• [EXERCISE DETAILS] Find the string "การเข" in the listing and report every line that has it.

(Items from a data source)
⟨
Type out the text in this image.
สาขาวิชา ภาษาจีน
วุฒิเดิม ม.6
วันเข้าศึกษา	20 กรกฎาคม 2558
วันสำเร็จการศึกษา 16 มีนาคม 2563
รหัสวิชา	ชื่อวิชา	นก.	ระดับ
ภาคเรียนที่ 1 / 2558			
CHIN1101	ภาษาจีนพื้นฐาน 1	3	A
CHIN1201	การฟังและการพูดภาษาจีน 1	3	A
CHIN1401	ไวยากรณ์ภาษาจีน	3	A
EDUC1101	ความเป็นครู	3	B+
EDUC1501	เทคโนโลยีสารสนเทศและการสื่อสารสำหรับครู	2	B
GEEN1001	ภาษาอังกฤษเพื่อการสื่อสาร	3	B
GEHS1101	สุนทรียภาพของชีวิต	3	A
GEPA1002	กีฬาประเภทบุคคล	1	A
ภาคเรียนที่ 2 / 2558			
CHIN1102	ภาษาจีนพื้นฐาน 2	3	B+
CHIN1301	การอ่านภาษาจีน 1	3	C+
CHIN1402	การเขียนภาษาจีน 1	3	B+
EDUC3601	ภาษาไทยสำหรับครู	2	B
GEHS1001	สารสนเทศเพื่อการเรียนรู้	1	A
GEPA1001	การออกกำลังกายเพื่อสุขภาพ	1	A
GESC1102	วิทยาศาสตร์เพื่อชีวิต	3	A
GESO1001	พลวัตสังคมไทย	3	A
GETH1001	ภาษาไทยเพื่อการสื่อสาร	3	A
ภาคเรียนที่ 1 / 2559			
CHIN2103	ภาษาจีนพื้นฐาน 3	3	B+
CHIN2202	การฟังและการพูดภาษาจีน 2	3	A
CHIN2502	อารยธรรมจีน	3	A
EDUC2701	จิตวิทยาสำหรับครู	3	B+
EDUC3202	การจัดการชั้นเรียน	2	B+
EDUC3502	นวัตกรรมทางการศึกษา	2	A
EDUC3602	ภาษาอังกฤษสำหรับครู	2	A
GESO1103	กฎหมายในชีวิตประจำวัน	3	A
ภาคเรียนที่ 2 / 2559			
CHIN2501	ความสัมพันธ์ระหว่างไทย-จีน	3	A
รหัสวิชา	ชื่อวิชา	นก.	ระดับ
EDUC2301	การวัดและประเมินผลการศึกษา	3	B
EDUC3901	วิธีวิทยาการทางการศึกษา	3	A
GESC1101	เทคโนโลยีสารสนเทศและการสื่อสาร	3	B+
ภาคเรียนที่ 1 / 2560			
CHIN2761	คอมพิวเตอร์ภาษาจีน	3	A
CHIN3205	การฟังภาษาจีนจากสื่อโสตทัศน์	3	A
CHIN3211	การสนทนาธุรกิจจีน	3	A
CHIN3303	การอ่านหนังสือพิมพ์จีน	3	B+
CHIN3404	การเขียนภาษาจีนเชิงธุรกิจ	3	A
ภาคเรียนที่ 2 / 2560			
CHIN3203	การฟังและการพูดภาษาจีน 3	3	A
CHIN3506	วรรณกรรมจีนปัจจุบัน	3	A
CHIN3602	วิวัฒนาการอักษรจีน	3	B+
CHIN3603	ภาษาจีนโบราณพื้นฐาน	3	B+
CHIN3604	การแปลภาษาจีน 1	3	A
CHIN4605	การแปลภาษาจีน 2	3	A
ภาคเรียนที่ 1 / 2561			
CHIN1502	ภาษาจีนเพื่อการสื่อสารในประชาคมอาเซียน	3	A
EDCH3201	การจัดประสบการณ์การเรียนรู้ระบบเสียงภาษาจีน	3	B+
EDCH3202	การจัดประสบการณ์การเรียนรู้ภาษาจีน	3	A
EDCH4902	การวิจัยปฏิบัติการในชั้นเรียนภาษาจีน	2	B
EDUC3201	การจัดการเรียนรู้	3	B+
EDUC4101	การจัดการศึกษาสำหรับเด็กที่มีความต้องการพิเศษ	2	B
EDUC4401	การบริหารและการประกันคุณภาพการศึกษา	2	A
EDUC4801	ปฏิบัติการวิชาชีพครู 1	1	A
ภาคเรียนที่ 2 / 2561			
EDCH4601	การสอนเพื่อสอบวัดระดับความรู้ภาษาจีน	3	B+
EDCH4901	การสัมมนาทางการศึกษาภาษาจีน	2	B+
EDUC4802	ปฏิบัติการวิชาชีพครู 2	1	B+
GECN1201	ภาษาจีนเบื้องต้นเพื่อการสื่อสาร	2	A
⟩
• [SOLUTION FOR THIS TASK]
CHIN1402	การเขียนภาษาจีน 1	3	B+
CHIN3404	การเขียนภาษาจีนเชิงธุรกิจ	3	A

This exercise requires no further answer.